**INSTRUCTIONS TO FOLLOW**
Copy out, unchanged, the entries below from the "Read out every word on this page." line to the final line. Omit pictures.

----

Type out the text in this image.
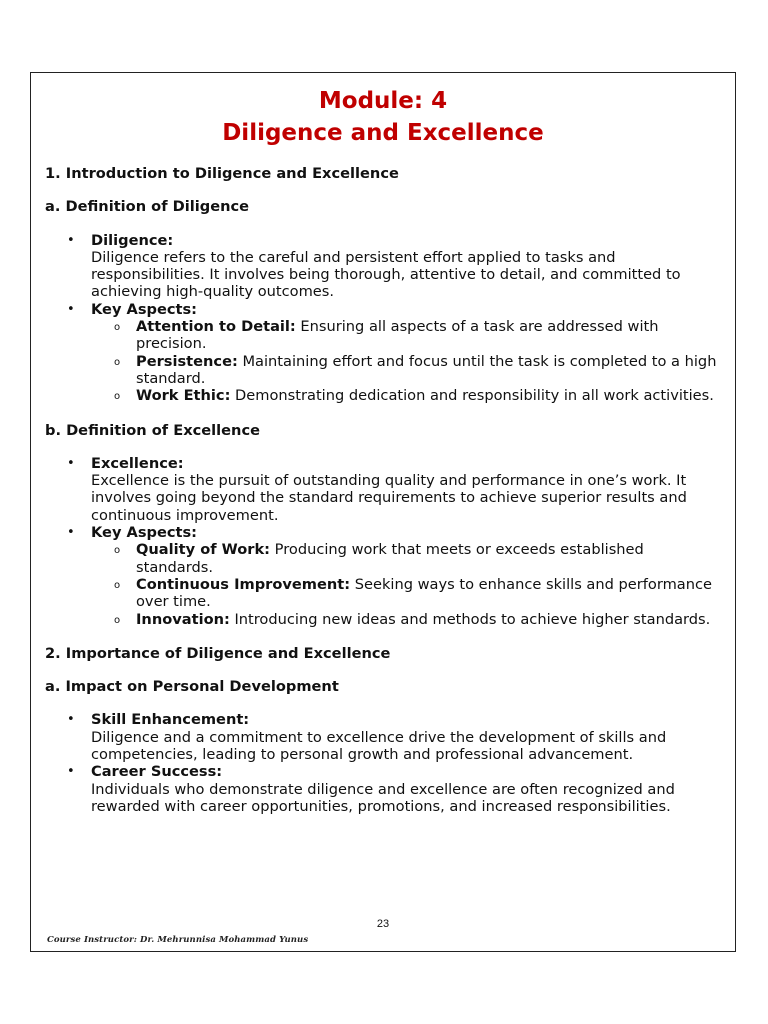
Module: 4
Diligence and Excellence

1. Introduction to Diligence and Excellence

a. Definition of Diligence

• Diligence:
Diligence refers to the careful and persistent effort applied to tasks and responsibilities. It involves being thorough, attentive to detail, and committed to achieving high-quality outcomes.
• Key Aspects:
o Attention to Detail: Ensuring all aspects of a task are addressed with precision.
o Persistence: Maintaining effort and focus until the task is completed to a high standard.
o Work Ethic: Demonstrating dedication and responsibility in all work activities.

b. Definition of Excellence

• Excellence:
Excellence is the pursuit of outstanding quality and performance in one’s work. It involves going beyond the standard requirements to achieve superior results and continuous improvement.
• Key Aspects:
o Quality of Work: Producing work that meets or exceeds established standards.
o Continuous Improvement: Seeking ways to enhance skills and performance over time.
o Innovation: Introducing new ideas and methods to achieve higher standards.

2. Importance of Diligence and Excellence

a. Impact on Personal Development

• Skill Enhancement:
Diligence and a commitment to excellence drive the development of skills and competencies, leading to personal growth and professional advancement.
• Career Success:
Individuals who demonstrate diligence and excellence are often recognized and rewarded with career opportunities, promotions, and increased responsibilities.
23
Course Instructor: Dr. Mehrunnisa Mohammad Yunus
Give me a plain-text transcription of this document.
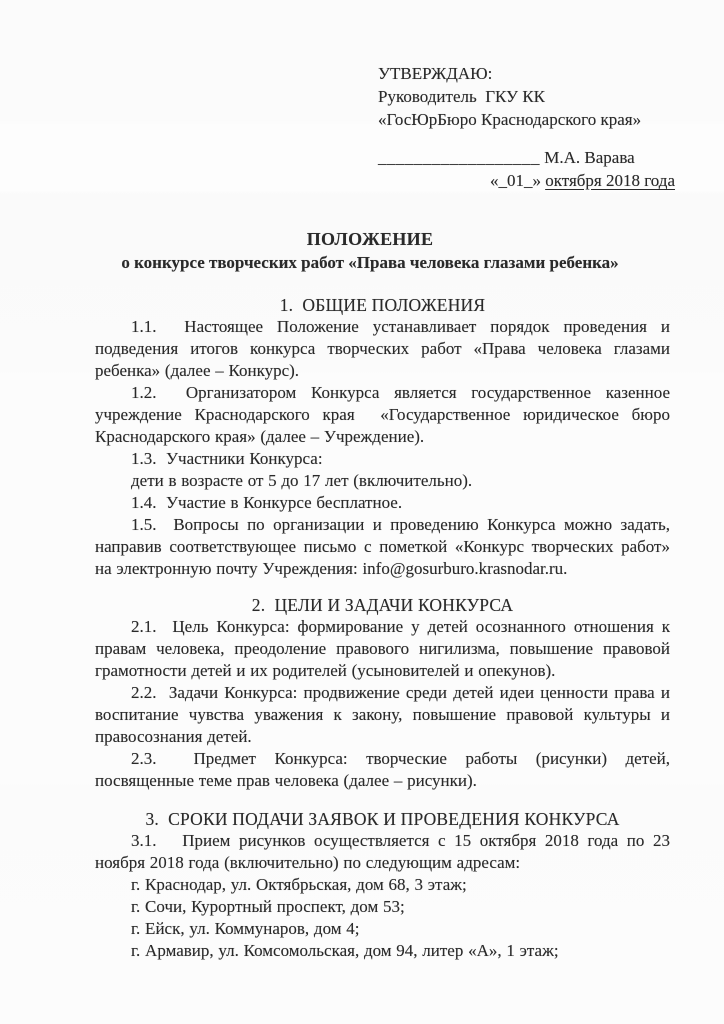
УТВЕРЖДАЮ:
Руководитель  ГКУ КК
«ГосЮрБюро Краснодарского края»
__________________ М.А. Варава
«_01_» октября 2018 года
ПОЛОЖЕНИЕ
о конкурсе творческих работ «Права человека глазами ребенка»
1.  ОБЩИЕ ПОЛОЖЕНИЯ

1.1.  Настоящее Положение устанавливает порядок проведения и подведения итогов конкурса творческих работ «Права человека глазами ребенка» (далее – Конкурс).

1.2.  Организатором Конкурса является государственное казенное учреждение Краснодарского края  «Государственное юридическое бюро Краснодарского края» (далее – Учреждение).

1.3.  Участники Конкурса:

дети в возрасте от 5 до 17 лет (включительно).

1.4.  Участие в Конкурсе бесплатное.

1.5.  Вопросы по организации и проведению Конкурса можно задать, направив соответствующее письмо с пометкой «Конкурс творческих работ» на электронную почту Учреждения: info@gosurburo.krasnodar.ru.

2.  ЦЕЛИ И ЗАДАЧИ КОНКУРСА

2.1.  Цель Конкурса: формирование у детей осознанного отношения к правам человека, преодоление правового нигилизма, повышение правовой грамотности детей и их родителей (усыновителей и опекунов).

2.2.  Задачи Конкурса: продвижение среди детей идеи ценности права и воспитание чувства уважения к закону, повышение правовой культуры и правосознания детей.

2.3.  Предмет Конкурса: творческие работы (рисунки) детей, посвященные теме прав человека (далее – рисунки).

3.  СРОКИ ПОДАЧИ ЗАЯВОК И ПРОВЕДЕНИЯ КОНКУРСА

3.1.   Прием рисунков осуществляется с 15 октября 2018 года по 23 ноября 2018 года (включительно) по следующим адресам:

г. Краснодар, ул. Октябрьская, дом 68, 3 этаж;

г. Сочи, Курортный проспект, дом 53;

г. Ейск, ул. Коммунаров, дом 4;

г. Армавир, ул. Комсомольская, дом 94, литер «А», 1 этаж;
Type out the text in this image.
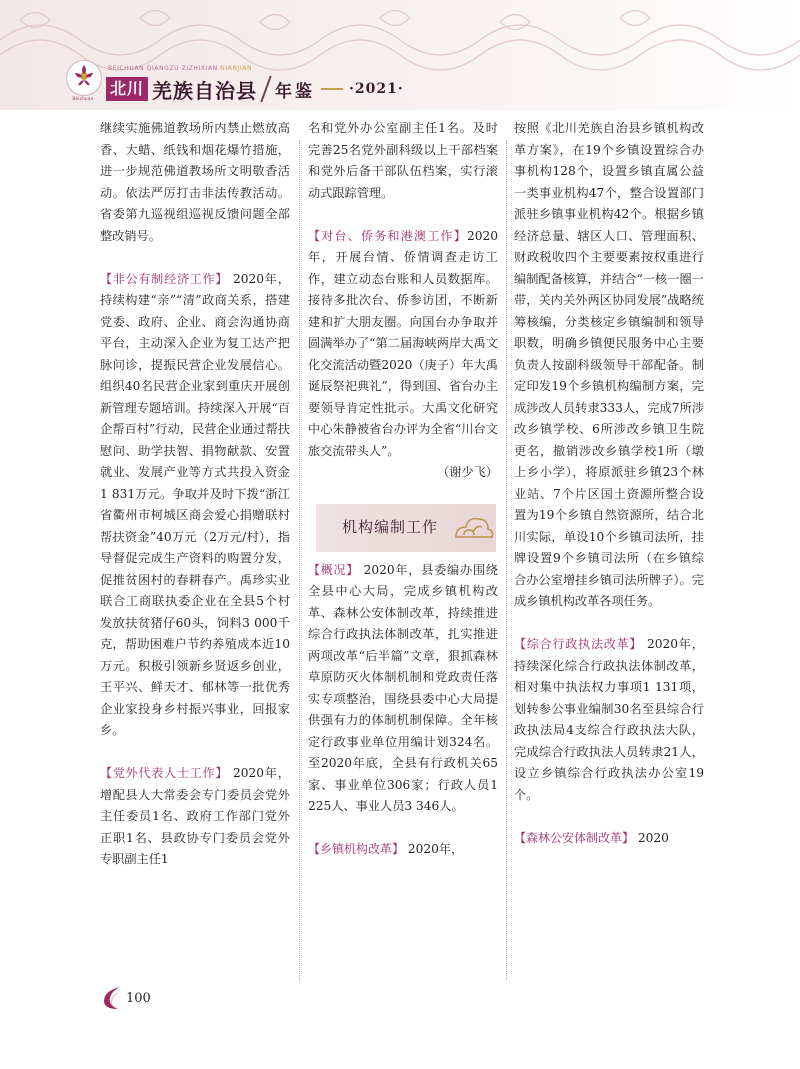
Beichuan
BEICHUAN QIANGZU ZIZHIXIAN NIANJIAN
北川 羌族自治县 年鉴 ·2021·

继续实施佛道教场所内禁止燃放高香、大蜡、纸钱和烟花爆竹措施，进一步规范佛道教场所文明敬香活动。依法严厉打击非法传教活动。省委第九巡视组巡视反馈问题全部整改销号。

【非公有制经济工作】 2020年，持续构建“亲”“清”政商关系，搭建党委、政府、企业、商会沟通协商平台，主动深入企业为复工达产把脉问诊，提振民营企业发展信心。组织40名民营企业家到重庆开展创新管理专题培训。持续深入开展“百企帮百村”行动，民营企业通过帮扶慰问、助学扶智、捐物献款、安置就业、发展产业等方式共投入资金1 831万元。争取并及时下拨“浙江省衢州市柯城区商会爱心捐赠联村帮扶资金”40万元（2万元/村），指导督促完成生产资料的购置分发，促推贫困村的春耕春产。禹珍实业联合工商联执委企业在全县5个村发放扶贫猪仔60头，饲料3 000千克，帮助困难户节约养殖成本近10万元。积极引领新乡贤返乡创业，王平兴、鲜天才、郁林等一批优秀企业家投身乡村振兴事业，回报家乡。

【党外代表人士工作】 2020年，增配县人大常委会专门委员会党外主任委员1名、政府工作部门党外正职1名、县政协专门委员会党外专职副主任1

名和党外办公室副主任1名。及时完善25名党外副科级以上干部档案和党外后备干部队伍档案，实行滚动式跟踪管理。

【对台、侨务和港澳工作】2020年，开展台情、侨情调查走访工作，建立动态台账和人员数据库。接待多批次台、侨参访团，不断新建和扩大朋友圈。向国台办争取并圆满举办了“第二届海峡两岸大禹文化交流活动暨2020（庚子）年大禹诞辰祭祀典礼”，得到国、省台办主要领导肯定性批示。大禹文化研究中心朱静被省台办评为全省“川台文旅交流带头人”。

（谢少飞）

机构编制工作

【概况】 2020年，县委编办围绕全县中心大局，完成乡镇机构改革、森林公安体制改革，持续推进综合行政执法体制改革，扎实推进两项改革“后半篇”文章，狠抓森林草原防灭火体制机制和党政责任落实专项整治，围绕县委中心大局提供强有力的体制机制保障。全年核定行政事业单位用编计划324名。至2020年底，全县有行政机关65家、事业单位306家；行政人员1 225人、事业人员3 346人。

【乡镇机构改革】 2020年，

按照《北川羌族自治县乡镇机构改革方案》，在19个乡镇设置综合办事机构128个，设置乡镇直属公益一类事业机构47个，整合设置部门派驻乡镇事业机构42个。根据乡镇经济总量、辖区人口、管理面积、财政税收四个主要要素按权重进行编制配备核算，并结合“一核一圈一带，关内关外两区协同发展”战略统筹核编，分类核定乡镇编制和领导职数，明确乡镇便民服务中心主要负责人按副科级领导干部配备。制定印发19个乡镇机构编制方案，完成涉改人员转隶333人，完成7所涉改乡镇学校、6所涉改乡镇卫生院更名，撤销涉改乡镇学校1所（墩上乡小学），将原派驻乡镇23个林业站、7个片区国土资源所整合设置为19个乡镇自然资源所，结合北川实际，单设10个乡镇司法所，挂牌设置9个乡镇司法所（在乡镇综合办公室增挂乡镇司法所牌子）。完成乡镇机构改革各项任务。

【综合行政执法改革】 2020年，持续深化综合行政执法体制改革，相对集中执法权力事项1 131项，划转参公事业编制30名至县综合行政执法局4支综合行政执法大队，完成综合行政执法人员转隶21人，设立乡镇综合行政执法办公室19个。

【森林公安体制改革】 2020

100
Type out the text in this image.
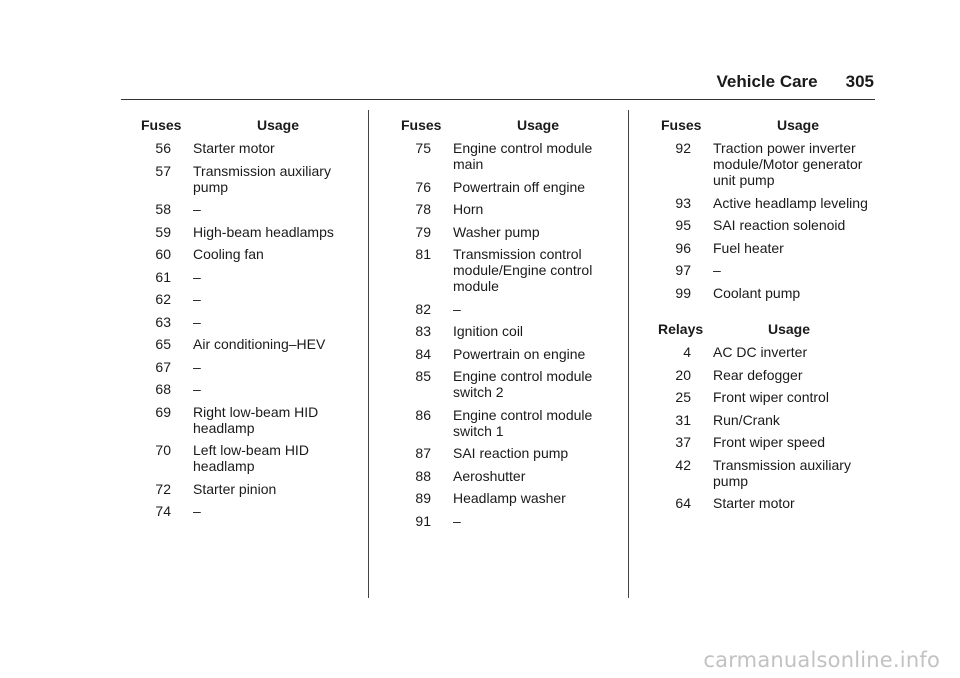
Vehicle Care 305
Fuses	Usage
56	Starter motor
57	Transmission auxiliary pump
58	–
59	High-beam headlamps
60	Cooling fan
61	–
62	–
63	–
65	Air conditioning–HEV
67	–
68	–
69	Right low-beam HID headlamp
70	Left low-beam HID headlamp
72	Starter pinion
74	–
Fuses	Usage
75	Engine control module main
76	Powertrain off engine
78	Horn
79	Washer pump
81	Transmission control module/Engine control module
82	–
83	Ignition coil
84	Powertrain on engine
85	Engine control module switch 2
86	Engine control module switch 1
87	SAI reaction pump
88	Aeroshutter
89	Headlamp washer
91	–
Fuses	Usage
92	Traction power inverter module/Motor generator unit pump
93	Active headlamp leveling
95	SAI reaction solenoid
96	Fuel heater
97	–
99	Coolant pump
Relays	Usage
4	AC DC inverter
20	Rear defogger
25	Front wiper control
31	Run/Crank
37	Front wiper speed
42	Transmission auxiliary pump
64	Starter motor
carmanualsonline.info
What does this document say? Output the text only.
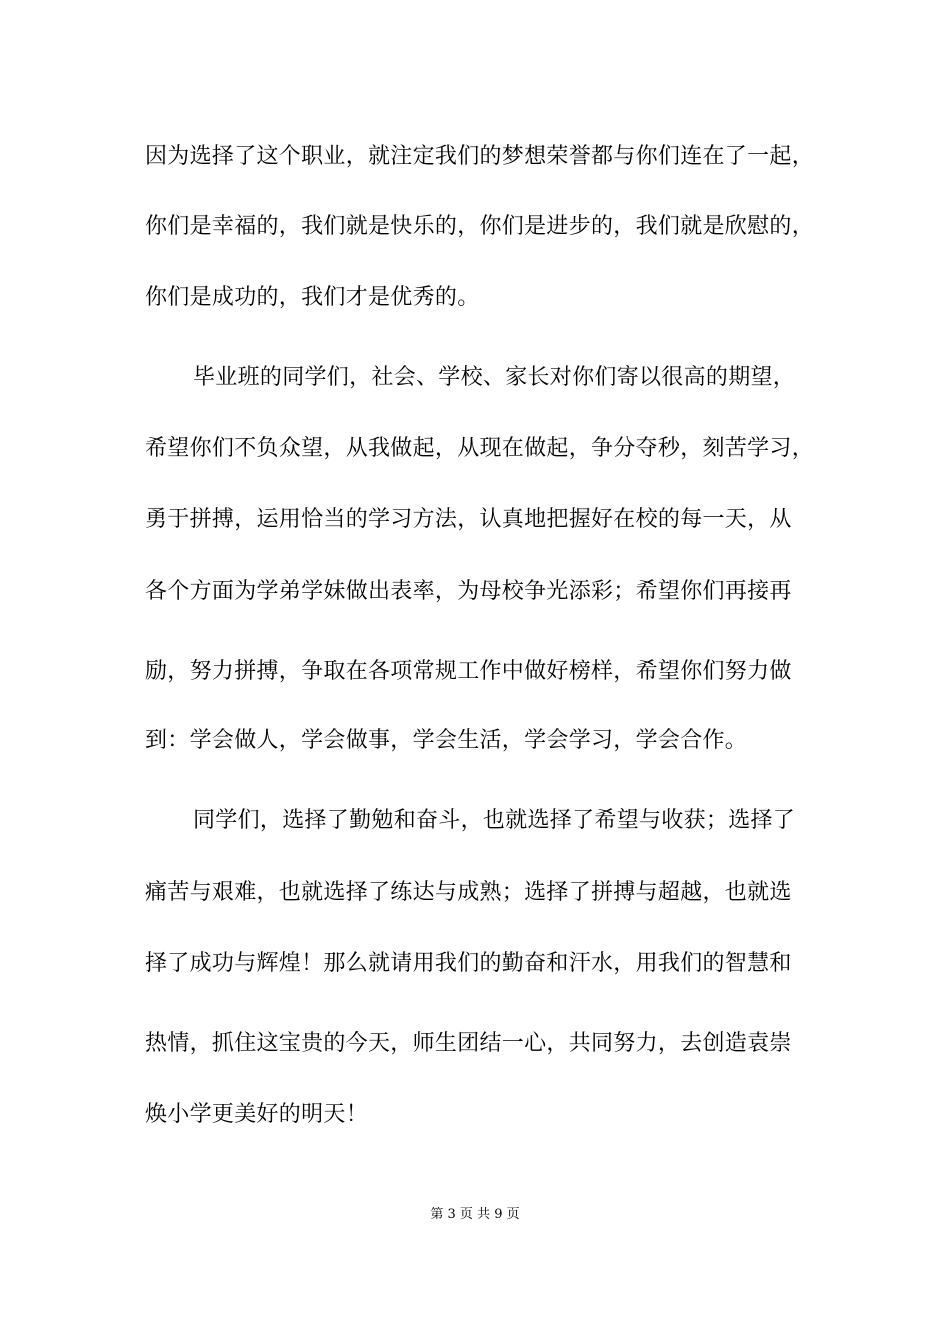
因为选择了这个职业，就注定我们的梦想荣誉都与你们连在了一起，
你们是幸福的，我们就是快乐的，你们是进步的，我们就是欣慰的，
你们是成功的，我们才是优秀的。
毕业班的同学们，社会、学校、家长对你们寄以很高的期望，
希望你们不负众望，从我做起，从现在做起，争分夺秒，刻苦学习，
勇于拼搏，运用恰当的学习方法，认真地把握好在校的每一天，从
各个方面为学弟学妹做出表率，为母校争光添彩；希望你们再接再
励，努力拼搏，争取在各项常规工作中做好榜样，希望你们努力做
到：学会做人，学会做事，学会生活，学会学习，学会合作。
同学们，选择了勤勉和奋斗，也就选择了希望与收获；选择了
痛苦与艰难，也就选择了练达与成熟；选择了拼搏与超越，也就选
择了成功与辉煌！那么就请用我们的勤奋和汗水，用我们的智慧和
热情，抓住这宝贵的今天，师生团结一心，共同努力，去创造袁崇
焕小学更美好的明天！
第 3 页 共 9 页
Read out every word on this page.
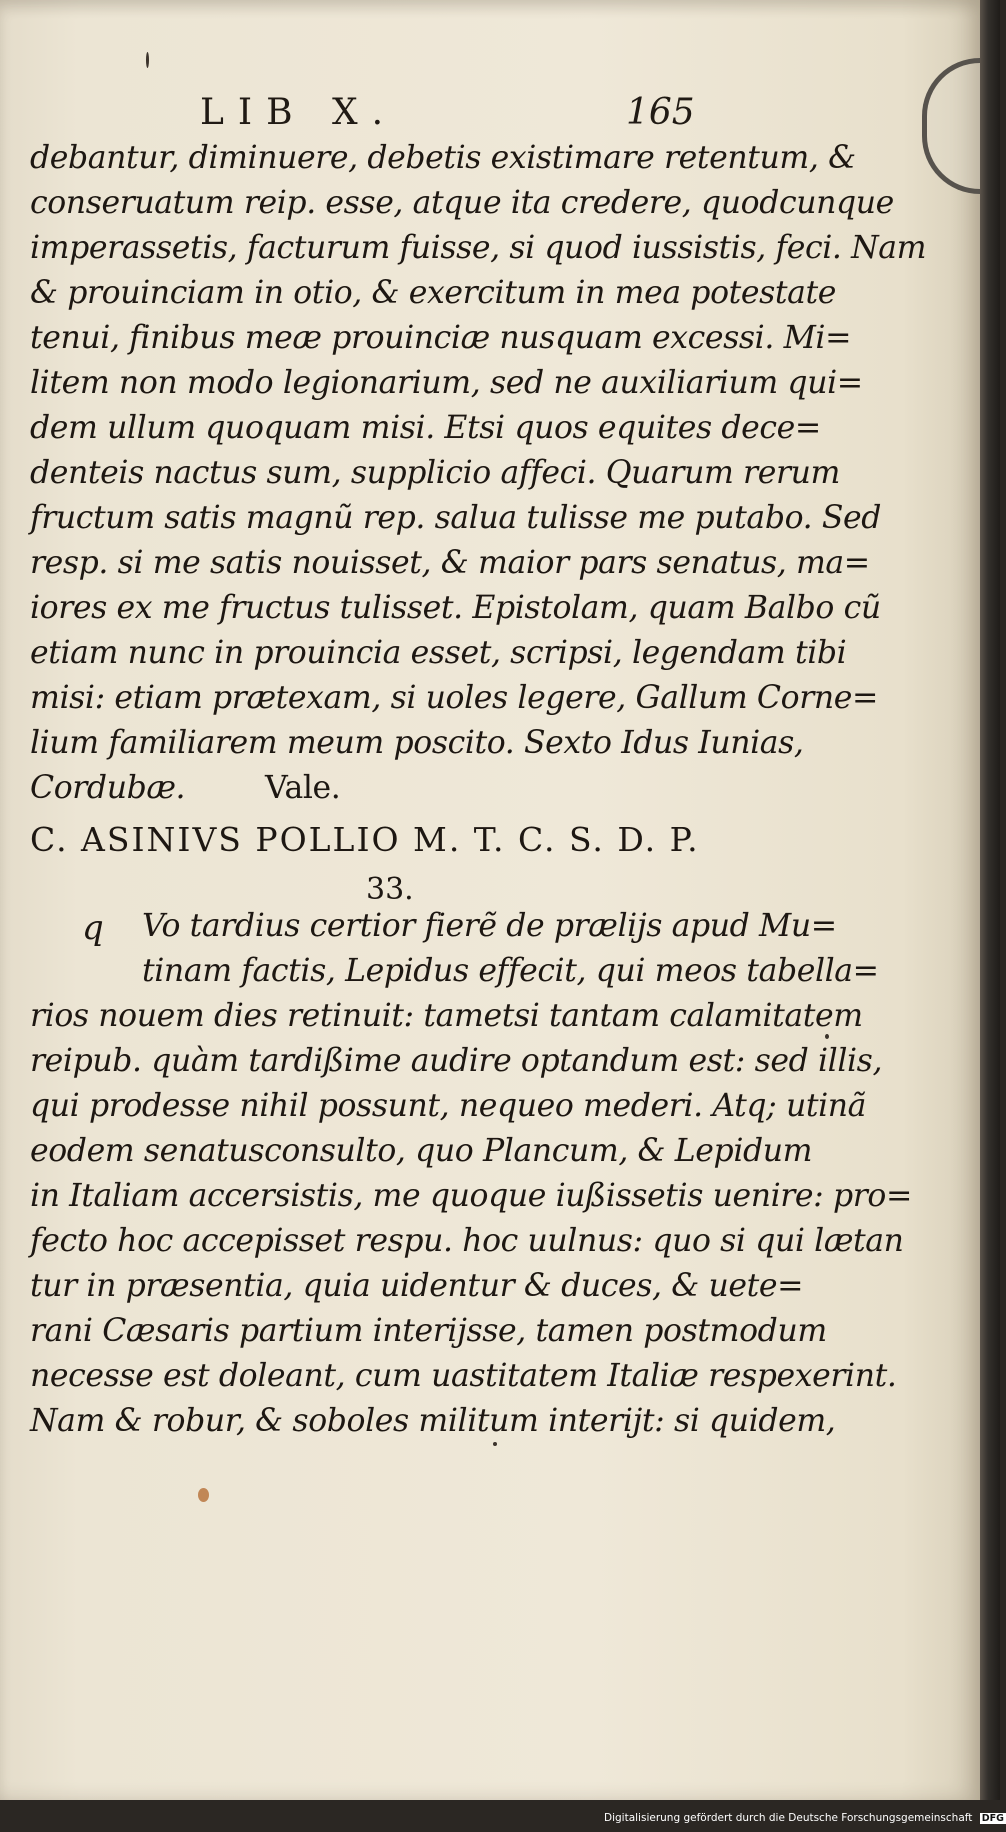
LIB X.	165
debantur, diminuere, debetis existimare retentum, &
conseruatum reip. esse, atque ita credere, quodcunque
imperassetis, facturum fuisse, si quod iussistis, feci. Nam
& prouinciam in otio, & exercitum in mea potestate
tenui, finibus meæ prouinciæ nusquam excessi. Mi=
litem non modo legionarium, sed ne auxiliarium qui=
dem ullum quoquam misi. Etsi quos equites dece=
denteis nactus sum, supplicio affeci. Quarum rerum
fructum satis magnũ rep. salua tulisse me putabo. Sed
resp. si me satis nouisset, & maior pars senatus, ma=
iores ex me fructus tulisset. Epistolam, quam Balbo cũ
etiam nunc in prouincia esset, scripsi, legendam tibi
misi: etiam prætexam, si uoles legere, Gallum Corne=
lium familiarem meum poscito. Sexto Idus Iunias,
Cordubæ.	Vale.
C. ASINIVS POLLIO M. T. C. S. D. P.
33.
q Vo tardius certior fierẽ de prælijs apud Mu=
tinam factis, Lepidus effecit, qui meos tabella=
rios nouem dies retinuit: tametsi tantam calamitatem
reipub. quàm tardißime audire optandum est: sed illis,
qui prodesse nihil possunt, nequeo mederi. Atq; utinã
eodem senatusconsulto, quo Plancum, & Lepidum
in Italiam accersistis, me quoque iußissetis uenire: pro=
fecto hoc accepisset respu. hoc uulnus: quo si qui lætan
tur in præsentia, quia uidentur & duces, & uete=
rani Cæsaris partium interijsse, tamen postmodum
necesse est doleant, cum uastitatem Italiæ respexerint.
Nam & robur, & soboles militum interijt: si quidem,
Digitalisierung gefördert durch die Deutsche Forschungsgemeinschaft DFG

----

**FINAL ANSWER**
Read out every word on this page.
LIB X.	165
debantur, diminuere, debetis existimare retentum, &
conseruatum reip. esse, atque ita credere, quodcunque
imperassetis, facturum fuisse, si quod iussistis, feci. Nam
& prouinciam in otio, & exercitum in mea potestate
tenui, finibus meæ prouinciæ nusquam excessi. Mi=
litem non modo legionarium, sed ne auxiliarium qui=
dem ullum quoquam misi. Etsi quos equites dece=
denteis nactus sum, supplicio affeci. Quarum rerum
fructum satis magnũ rep. salua tulisse me putabo. Sed
resp. si me satis nouisset, & maior pars senatus, ma=
iores ex me fructus tulisset. Epistolam, quam Balbo cũ
etiam nunc in prouincia esset, scripsi, legendam tibi
misi: etiam prætexam, si uoles legere, Gallum Corne=
lium familiarem meum poscito. Sexto Idus Iunias,
Cordubæ.	Vale.
C. ASINIVS POLLIO M. T. C. S. D. P.
33.
q Vo tardius certior fierẽ de prælijs apud Mu=
tinam factis, Lepidus effecit, qui meos tabella=
rios nouem dies retinuit: tametsi tantam calamitatem
reipub. quàm tardißime audire optandum est: sed illis,
qui prodesse nihil possunt, nequeo mederi. Atq; utinã
eodem senatusconsulto, quo Plancum, & Lepidum
in Italiam accersistis, me quoque iußissetis uenire: pro=
fecto hoc accepisset respu. hoc uulnus: quo si qui lætan
tur in præsentia, quia uidentur & duces, & uete=
rani Cæsaris partium interijsse, tamen postmodum
necesse est doleant, cum uastitatem Italiæ respexerint.
Nam & robur, & soboles militum interijt: si quidem,
Digitalisierung gefördert durch die Deutsche Forschungsgemeinschaft DFG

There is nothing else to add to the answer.